Extracted entries
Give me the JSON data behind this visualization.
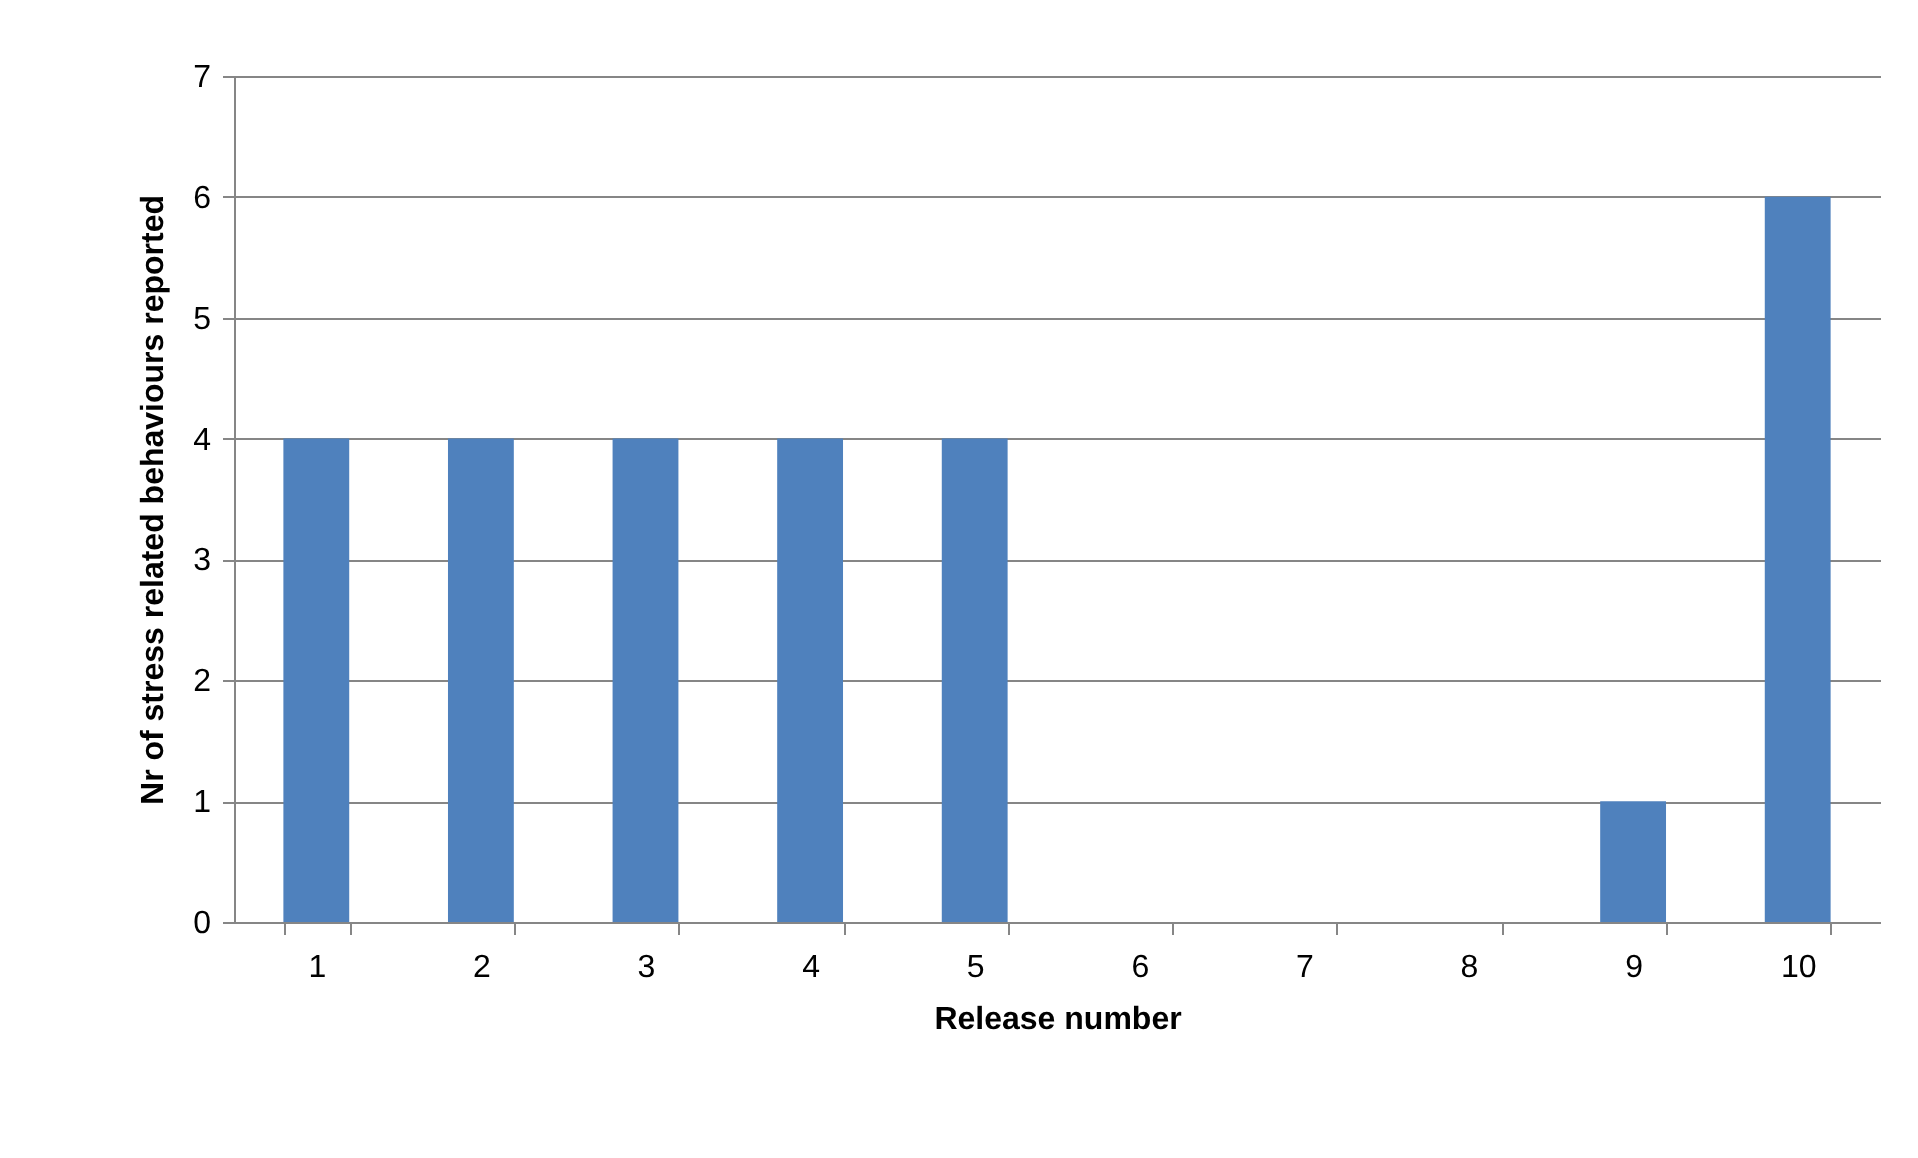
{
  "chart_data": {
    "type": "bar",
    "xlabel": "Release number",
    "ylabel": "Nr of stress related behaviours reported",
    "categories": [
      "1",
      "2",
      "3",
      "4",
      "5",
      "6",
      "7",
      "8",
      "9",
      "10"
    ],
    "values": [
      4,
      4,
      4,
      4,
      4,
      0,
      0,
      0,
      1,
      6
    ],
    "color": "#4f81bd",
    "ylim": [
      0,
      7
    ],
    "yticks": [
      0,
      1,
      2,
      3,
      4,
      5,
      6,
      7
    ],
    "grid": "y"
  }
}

Given problem
Restate the records above in full, word for word. Keep pictures out.

Answer below
Give me the JSON data behind this visualization.
{
  "chart_data": {
    "type": "bar",
    "xlabel": "Release number",
    "ylabel": "Nr of stress related behaviours reported",
    "categories": [
      "1",
      "2",
      "3",
      "4",
      "5",
      "6",
      "7",
      "8",
      "9",
      "10"
    ],
    "values": [
      4,
      4,
      4,
      4,
      4,
      0,
      0,
      0,
      1,
      6
    ],
    "color": "#4f81bd",
    "ylim": [
      0,
      7
    ],
    "yticks": [
      0,
      1,
      2,
      3,
      4,
      5,
      6,
      7
    ],
    "grid": "y"
  }
}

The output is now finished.